[Given problem] Your task is to locate every line holding the string "name" and to copy each of them.
::::
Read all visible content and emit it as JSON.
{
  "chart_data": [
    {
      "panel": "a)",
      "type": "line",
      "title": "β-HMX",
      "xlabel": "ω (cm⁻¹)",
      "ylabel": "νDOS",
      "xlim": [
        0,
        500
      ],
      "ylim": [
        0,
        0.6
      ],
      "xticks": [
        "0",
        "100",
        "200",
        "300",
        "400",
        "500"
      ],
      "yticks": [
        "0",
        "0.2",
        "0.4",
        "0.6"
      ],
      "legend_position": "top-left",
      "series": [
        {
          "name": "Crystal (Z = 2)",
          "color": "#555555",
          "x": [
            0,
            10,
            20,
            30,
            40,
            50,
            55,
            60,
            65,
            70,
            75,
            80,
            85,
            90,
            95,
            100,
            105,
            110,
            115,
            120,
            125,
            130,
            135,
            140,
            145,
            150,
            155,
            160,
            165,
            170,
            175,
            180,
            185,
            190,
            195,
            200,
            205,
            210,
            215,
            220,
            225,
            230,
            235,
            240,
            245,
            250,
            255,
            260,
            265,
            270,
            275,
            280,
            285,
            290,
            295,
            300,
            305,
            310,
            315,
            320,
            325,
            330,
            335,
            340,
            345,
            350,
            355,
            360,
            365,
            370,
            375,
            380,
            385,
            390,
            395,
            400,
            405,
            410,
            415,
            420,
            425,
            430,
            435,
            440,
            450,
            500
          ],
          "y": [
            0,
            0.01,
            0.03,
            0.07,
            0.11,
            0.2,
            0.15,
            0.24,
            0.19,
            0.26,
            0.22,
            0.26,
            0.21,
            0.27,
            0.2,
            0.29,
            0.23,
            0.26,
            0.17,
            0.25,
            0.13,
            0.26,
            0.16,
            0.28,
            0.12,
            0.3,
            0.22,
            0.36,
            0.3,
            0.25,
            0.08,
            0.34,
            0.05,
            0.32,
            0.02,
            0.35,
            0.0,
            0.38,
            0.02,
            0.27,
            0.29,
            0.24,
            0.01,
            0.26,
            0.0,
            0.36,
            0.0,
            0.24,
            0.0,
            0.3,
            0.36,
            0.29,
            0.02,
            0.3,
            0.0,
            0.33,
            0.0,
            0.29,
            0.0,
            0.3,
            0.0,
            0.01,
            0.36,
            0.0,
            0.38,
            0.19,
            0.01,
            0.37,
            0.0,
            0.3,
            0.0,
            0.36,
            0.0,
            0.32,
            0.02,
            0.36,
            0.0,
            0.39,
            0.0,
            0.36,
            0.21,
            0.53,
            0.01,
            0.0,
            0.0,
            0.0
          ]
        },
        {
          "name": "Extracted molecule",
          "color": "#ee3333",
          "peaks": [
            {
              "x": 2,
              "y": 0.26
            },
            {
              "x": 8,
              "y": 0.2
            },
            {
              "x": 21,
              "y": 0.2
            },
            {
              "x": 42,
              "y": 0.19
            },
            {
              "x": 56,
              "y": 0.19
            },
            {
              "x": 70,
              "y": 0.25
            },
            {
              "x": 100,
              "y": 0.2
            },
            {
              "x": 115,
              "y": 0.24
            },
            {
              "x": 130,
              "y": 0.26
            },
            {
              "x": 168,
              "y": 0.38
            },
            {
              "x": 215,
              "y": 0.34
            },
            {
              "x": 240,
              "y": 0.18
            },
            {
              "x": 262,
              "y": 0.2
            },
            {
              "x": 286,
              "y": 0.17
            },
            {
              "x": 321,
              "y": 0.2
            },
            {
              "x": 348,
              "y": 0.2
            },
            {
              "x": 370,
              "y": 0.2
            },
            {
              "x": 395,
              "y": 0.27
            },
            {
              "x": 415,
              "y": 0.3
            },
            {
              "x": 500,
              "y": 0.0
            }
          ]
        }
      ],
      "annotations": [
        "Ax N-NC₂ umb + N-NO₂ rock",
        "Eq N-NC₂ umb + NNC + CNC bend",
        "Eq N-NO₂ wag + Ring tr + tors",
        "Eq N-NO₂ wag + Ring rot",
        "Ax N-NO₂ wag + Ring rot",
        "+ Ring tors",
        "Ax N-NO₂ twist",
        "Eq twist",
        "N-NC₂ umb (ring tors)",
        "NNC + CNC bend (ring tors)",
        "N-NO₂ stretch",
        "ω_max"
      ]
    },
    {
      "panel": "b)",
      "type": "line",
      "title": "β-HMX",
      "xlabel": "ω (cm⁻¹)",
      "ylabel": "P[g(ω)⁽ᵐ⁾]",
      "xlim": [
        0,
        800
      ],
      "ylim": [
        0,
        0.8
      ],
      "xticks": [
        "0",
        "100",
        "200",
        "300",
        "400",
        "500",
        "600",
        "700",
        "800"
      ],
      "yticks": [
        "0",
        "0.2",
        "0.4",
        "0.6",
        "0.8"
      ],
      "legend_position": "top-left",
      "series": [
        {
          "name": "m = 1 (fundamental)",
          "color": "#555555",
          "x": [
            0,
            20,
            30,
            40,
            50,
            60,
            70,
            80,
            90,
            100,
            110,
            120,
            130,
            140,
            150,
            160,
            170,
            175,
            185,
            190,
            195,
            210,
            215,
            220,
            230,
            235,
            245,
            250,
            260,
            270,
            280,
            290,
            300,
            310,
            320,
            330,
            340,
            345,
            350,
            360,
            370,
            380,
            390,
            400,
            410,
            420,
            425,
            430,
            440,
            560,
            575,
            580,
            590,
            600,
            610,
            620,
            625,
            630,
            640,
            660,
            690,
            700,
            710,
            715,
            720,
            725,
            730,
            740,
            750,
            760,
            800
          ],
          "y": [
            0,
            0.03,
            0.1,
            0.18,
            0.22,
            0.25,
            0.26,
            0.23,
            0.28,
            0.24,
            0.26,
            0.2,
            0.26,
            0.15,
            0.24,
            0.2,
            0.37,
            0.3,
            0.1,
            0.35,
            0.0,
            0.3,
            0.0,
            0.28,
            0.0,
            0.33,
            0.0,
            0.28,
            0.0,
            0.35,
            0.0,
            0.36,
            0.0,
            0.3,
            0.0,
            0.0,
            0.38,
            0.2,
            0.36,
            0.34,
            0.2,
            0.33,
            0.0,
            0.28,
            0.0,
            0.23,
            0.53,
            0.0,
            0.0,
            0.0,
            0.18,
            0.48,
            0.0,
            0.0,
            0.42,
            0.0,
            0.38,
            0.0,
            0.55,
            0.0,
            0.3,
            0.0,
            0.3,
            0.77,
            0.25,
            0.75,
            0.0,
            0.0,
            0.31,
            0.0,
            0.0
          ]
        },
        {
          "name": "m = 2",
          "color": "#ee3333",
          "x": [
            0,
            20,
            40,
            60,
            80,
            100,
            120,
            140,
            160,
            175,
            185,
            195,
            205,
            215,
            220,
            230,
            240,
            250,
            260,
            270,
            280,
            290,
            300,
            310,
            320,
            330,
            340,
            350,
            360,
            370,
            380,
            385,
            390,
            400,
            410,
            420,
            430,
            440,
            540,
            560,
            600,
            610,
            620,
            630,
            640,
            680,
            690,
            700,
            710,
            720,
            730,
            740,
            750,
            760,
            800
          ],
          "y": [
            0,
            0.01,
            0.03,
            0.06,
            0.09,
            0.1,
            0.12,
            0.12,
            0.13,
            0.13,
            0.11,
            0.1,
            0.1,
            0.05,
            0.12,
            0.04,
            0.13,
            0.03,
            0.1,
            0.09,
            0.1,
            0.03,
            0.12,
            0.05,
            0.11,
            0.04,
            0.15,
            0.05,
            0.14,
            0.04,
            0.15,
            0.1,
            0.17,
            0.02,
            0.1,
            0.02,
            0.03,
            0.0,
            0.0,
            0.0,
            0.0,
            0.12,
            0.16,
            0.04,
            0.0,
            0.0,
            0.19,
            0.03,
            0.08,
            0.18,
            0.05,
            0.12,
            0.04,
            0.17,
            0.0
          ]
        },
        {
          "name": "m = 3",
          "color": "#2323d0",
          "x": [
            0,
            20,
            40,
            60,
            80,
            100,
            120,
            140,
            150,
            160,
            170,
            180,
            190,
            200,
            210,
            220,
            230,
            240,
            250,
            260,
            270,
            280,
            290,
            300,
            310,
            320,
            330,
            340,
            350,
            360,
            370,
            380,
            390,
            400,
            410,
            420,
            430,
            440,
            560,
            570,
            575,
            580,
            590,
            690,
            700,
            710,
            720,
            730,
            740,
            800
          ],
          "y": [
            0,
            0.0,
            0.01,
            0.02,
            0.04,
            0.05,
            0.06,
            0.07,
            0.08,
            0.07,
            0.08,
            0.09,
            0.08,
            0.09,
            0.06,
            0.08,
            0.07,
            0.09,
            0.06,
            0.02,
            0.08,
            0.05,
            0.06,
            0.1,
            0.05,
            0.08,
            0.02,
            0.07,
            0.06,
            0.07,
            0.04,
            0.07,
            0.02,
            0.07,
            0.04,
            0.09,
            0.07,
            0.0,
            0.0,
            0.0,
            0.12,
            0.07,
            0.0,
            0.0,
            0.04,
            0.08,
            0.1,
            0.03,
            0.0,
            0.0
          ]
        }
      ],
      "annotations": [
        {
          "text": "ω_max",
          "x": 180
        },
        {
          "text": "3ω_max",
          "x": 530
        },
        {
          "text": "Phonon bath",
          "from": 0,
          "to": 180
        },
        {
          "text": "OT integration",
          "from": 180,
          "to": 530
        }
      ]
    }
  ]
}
::::
[Finished exercise]
          "name": "Crystal (Z = 2)",
          "name": "Extracted molecule",
          "name": "m = 1 (fundamental)",
          "name": "m = 2",
          "name": "m = 3",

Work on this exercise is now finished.